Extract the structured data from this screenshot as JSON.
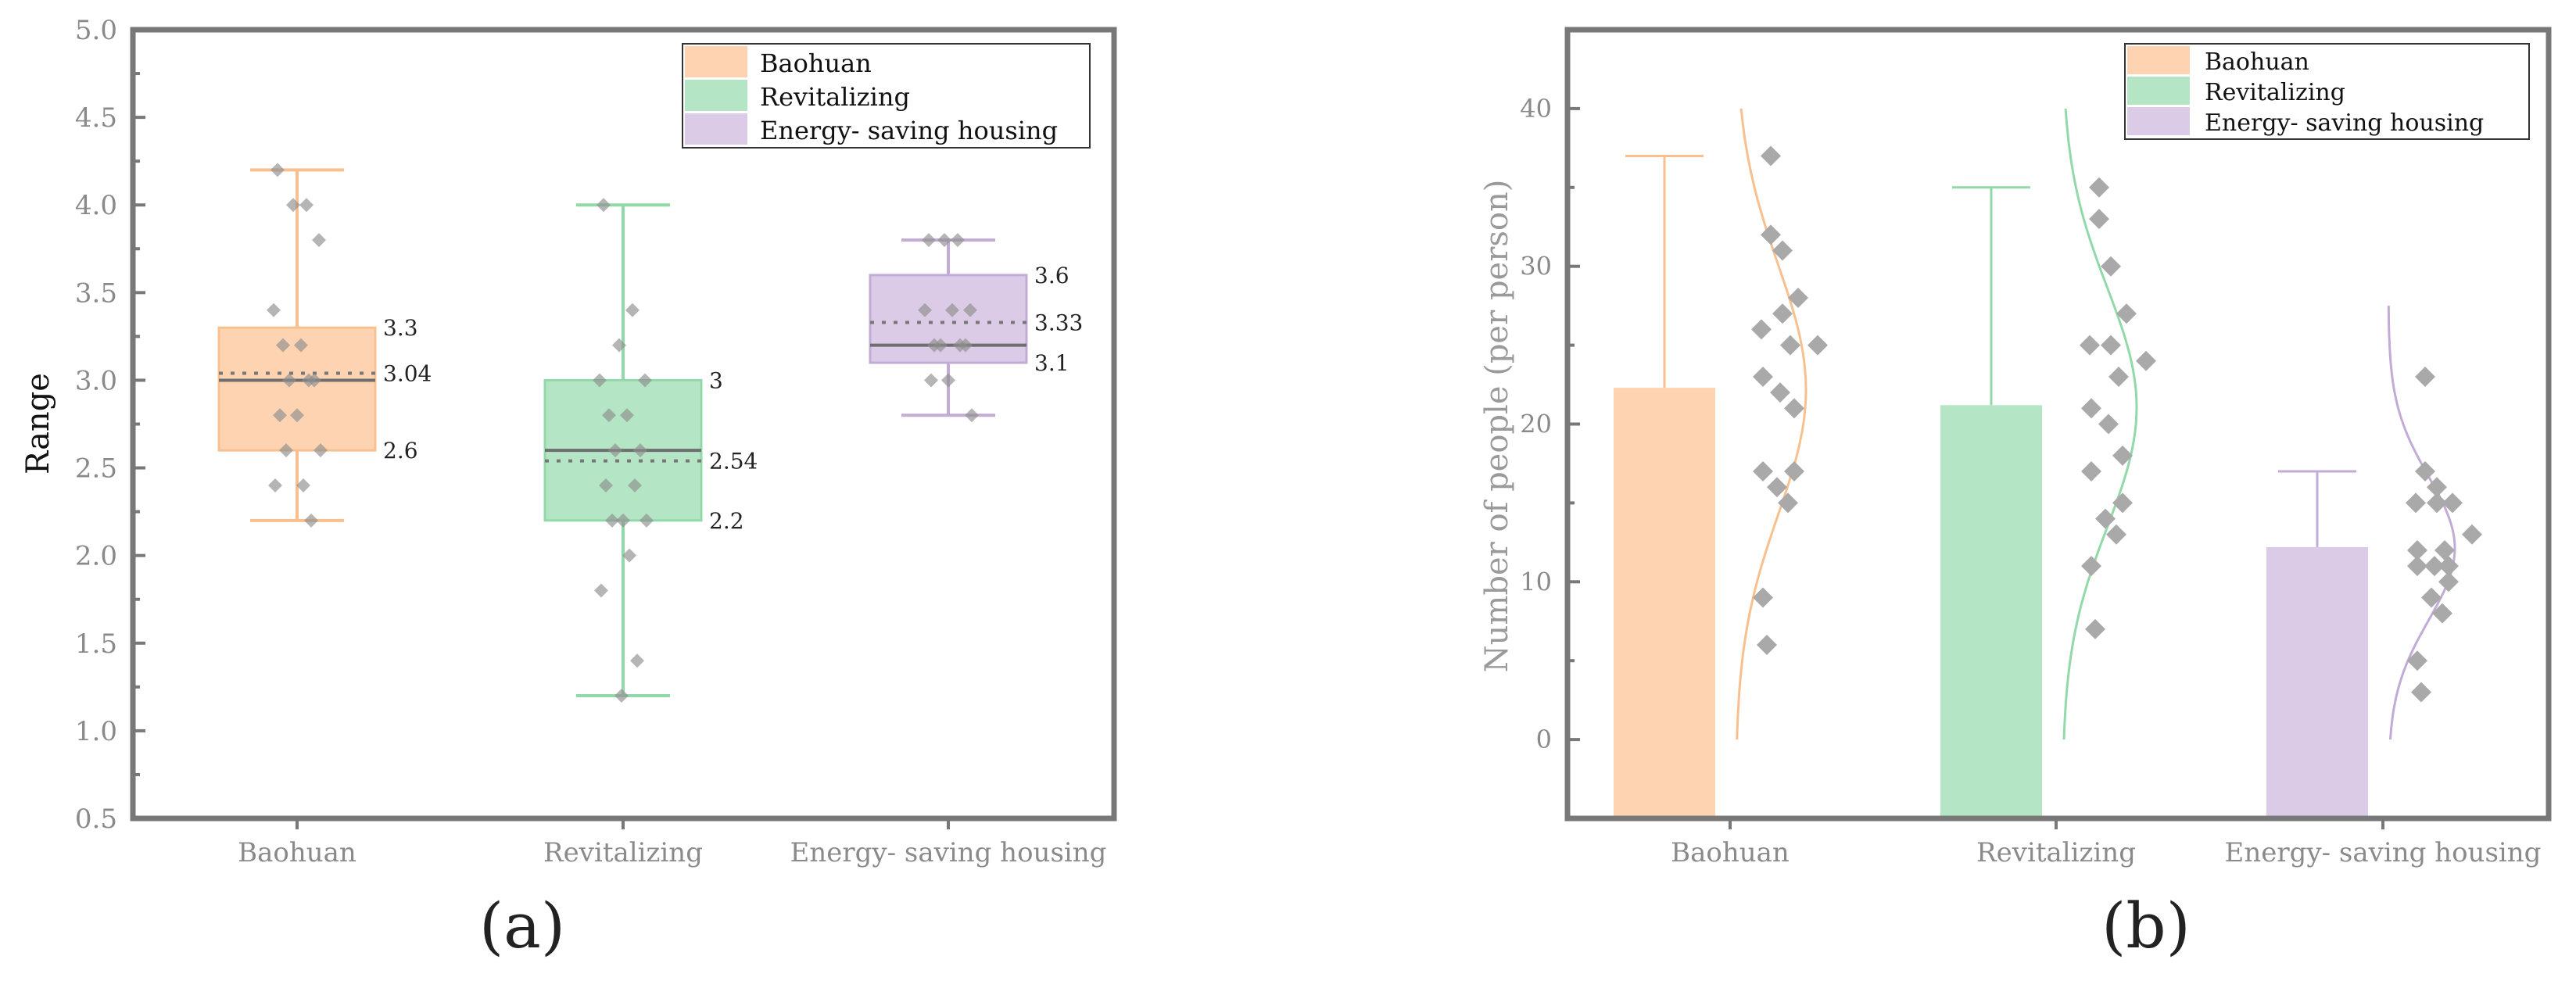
{
  "chart_data": [
    {
      "type": "box",
      "panel_label": "(a)",
      "ylabel": "Range",
      "ylim": [
        0.5,
        5.0
      ],
      "yticks": [
        "0.5",
        "1.0",
        "1.5",
        "2.0",
        "2.5",
        "3.0",
        "3.5",
        "4.0",
        "4.5",
        "5.0"
      ],
      "categories": [
        "Baohuan",
        "Revitalizing",
        "Energy- saving housing"
      ],
      "legend": [
        "Baohuan",
        "Revitalizing",
        "Energy- saving housing"
      ],
      "series_colors": [
        "#fdd3b1",
        "#b4e6c5",
        "#dccbe6"
      ],
      "stroke_colors": [
        "#f8c08f",
        "#92d9a9",
        "#c2abd6"
      ],
      "boxes": [
        {
          "min": 2.2,
          "q1": 2.6,
          "median": 3.0,
          "mean": 3.04,
          "q3": 3.3,
          "max": 4.2,
          "labels": {
            "q3": "3.3",
            "mean": "3.04",
            "q1": "2.6"
          },
          "points": [
            4.2,
            4.0,
            4.0,
            3.8,
            3.4,
            3.2,
            3.2,
            3.0,
            3.0,
            3.0,
            2.8,
            2.8,
            2.6,
            2.6,
            2.4,
            2.4,
            2.2
          ]
        },
        {
          "min": 1.2,
          "q1": 2.2,
          "median": 2.6,
          "mean": 2.54,
          "q3": 3.0,
          "max": 4.0,
          "labels": {
            "q3": "3",
            "mean": "2.54",
            "q1": "2.2"
          },
          "points": [
            4.0,
            3.4,
            3.2,
            3.0,
            3.0,
            2.8,
            2.8,
            2.6,
            2.6,
            2.4,
            2.4,
            2.2,
            2.2,
            2.2,
            2.0,
            1.8,
            1.4,
            1.2
          ]
        },
        {
          "min": 2.8,
          "q1": 3.1,
          "median": 3.2,
          "mean": 3.33,
          "q3": 3.6,
          "max": 3.8,
          "labels": {
            "q3": "3.6",
            "mean": "3.33",
            "q1": "3.1"
          },
          "points": [
            3.8,
            3.8,
            3.8,
            3.4,
            3.4,
            3.4,
            3.2,
            3.2,
            3.2,
            3.2,
            3.0,
            3.0,
            2.8
          ]
        }
      ]
    },
    {
      "type": "bar",
      "panel_label": "(b)",
      "ylabel": "Number of people (per person)",
      "ylim": [
        -5,
        45
      ],
      "yticks": [
        "0",
        "10",
        "20",
        "30",
        "40"
      ],
      "categories": [
        "Baohuan",
        "Revitalizing",
        "Energy- saving housing"
      ],
      "legend": [
        "Baohuan",
        "Revitalizing",
        "Energy- saving housing"
      ],
      "series_colors": [
        "#fdd3b1",
        "#b4e6c5",
        "#dccbe6"
      ],
      "stroke_colors": [
        "#f8c08f",
        "#92d9a9",
        "#c2abd6"
      ],
      "values": [
        22.3,
        21.2,
        12.2
      ],
      "error_top": [
        37,
        35,
        17
      ],
      "points": [
        [
          37,
          32,
          31,
          28,
          27,
          26,
          25,
          25,
          23,
          22,
          21,
          17,
          17,
          16,
          15,
          9,
          6
        ],
        [
          35,
          33,
          30,
          27,
          25,
          25,
          24,
          23,
          21,
          20,
          18,
          17,
          15,
          14,
          13,
          11,
          7
        ],
        [
          23,
          17,
          16,
          15,
          15,
          15,
          13,
          12,
          12,
          11,
          11,
          11,
          10,
          9,
          8,
          5,
          3
        ]
      ],
      "curve_range": [
        [
          0,
          40
        ],
        [
          0,
          40
        ],
        [
          0,
          27.5
        ]
      ]
    }
  ]
}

-------

§ **Work required**: Write out all the records again, exactly, minus any pictures.

§ **Response for this exercise**:
Extract the structured data from this screenshot as JSON.
{
  "chart_data": [
    {
      "type": "box",
      "panel_label": "(a)",
      "ylabel": "Range",
      "ylim": [
        0.5,
        5.0
      ],
      "yticks": [
        "0.5",
        "1.0",
        "1.5",
        "2.0",
        "2.5",
        "3.0",
        "3.5",
        "4.0",
        "4.5",
        "5.0"
      ],
      "categories": [
        "Baohuan",
        "Revitalizing",
        "Energy- saving housing"
      ],
      "legend": [
        "Baohuan",
        "Revitalizing",
        "Energy- saving housing"
      ],
      "series_colors": [
        "#fdd3b1",
        "#b4e6c5",
        "#dccbe6"
      ],
      "stroke_colors": [
        "#f8c08f",
        "#92d9a9",
        "#c2abd6"
      ],
      "boxes": [
        {
          "min": 2.2,
          "q1": 2.6,
          "median": 3.0,
          "mean": 3.04,
          "q3": 3.3,
          "max": 4.2,
          "labels": {
            "q3": "3.3",
            "mean": "3.04",
            "q1": "2.6"
          },
          "points": [
            4.2,
            4.0,
            4.0,
            3.8,
            3.4,
            3.2,
            3.2,
            3.0,
            3.0,
            3.0,
            2.8,
            2.8,
            2.6,
            2.6,
            2.4,
            2.4,
            2.2
          ]
        },
        {
          "min": 1.2,
          "q1": 2.2,
          "median": 2.6,
          "mean": 2.54,
          "q3": 3.0,
          "max": 4.0,
          "labels": {
            "q3": "3",
            "mean": "2.54",
            "q1": "2.2"
          },
          "points": [
            4.0,
            3.4,
            3.2,
            3.0,
            3.0,
            2.8,
            2.8,
            2.6,
            2.6,
            2.4,
            2.4,
            2.2,
            2.2,
            2.2,
            2.0,
            1.8,
            1.4,
            1.2
          ]
        },
        {
          "min": 2.8,
          "q1": 3.1,
          "median": 3.2,
          "mean": 3.33,
          "q3": 3.6,
          "max": 3.8,
          "labels": {
            "q3": "3.6",
            "mean": "3.33",
            "q1": "3.1"
          },
          "points": [
            3.8,
            3.8,
            3.8,
            3.4,
            3.4,
            3.4,
            3.2,
            3.2,
            3.2,
            3.2,
            3.0,
            3.0,
            2.8
          ]
        }
      ]
    },
    {
      "type": "bar",
      "panel_label": "(b)",
      "ylabel": "Number of people (per person)",
      "ylim": [
        -5,
        45
      ],
      "yticks": [
        "0",
        "10",
        "20",
        "30",
        "40"
      ],
      "categories": [
        "Baohuan",
        "Revitalizing",
        "Energy- saving housing"
      ],
      "legend": [
        "Baohuan",
        "Revitalizing",
        "Energy- saving housing"
      ],
      "series_colors": [
        "#fdd3b1",
        "#b4e6c5",
        "#dccbe6"
      ],
      "stroke_colors": [
        "#f8c08f",
        "#92d9a9",
        "#c2abd6"
      ],
      "values": [
        22.3,
        21.2,
        12.2
      ],
      "error_top": [
        37,
        35,
        17
      ],
      "points": [
        [
          37,
          32,
          31,
          28,
          27,
          26,
          25,
          25,
          23,
          22,
          21,
          17,
          17,
          16,
          15,
          9,
          6
        ],
        [
          35,
          33,
          30,
          27,
          25,
          25,
          24,
          23,
          21,
          20,
          18,
          17,
          15,
          14,
          13,
          11,
          7
        ],
        [
          23,
          17,
          16,
          15,
          15,
          15,
          13,
          12,
          12,
          11,
          11,
          11,
          10,
          9,
          8,
          5,
          3
        ]
      ],
      "curve_range": [
        [
          0,
          40
        ],
        [
          0,
          40
        ],
        [
          0,
          27.5
        ]
      ]
    }
  ]
}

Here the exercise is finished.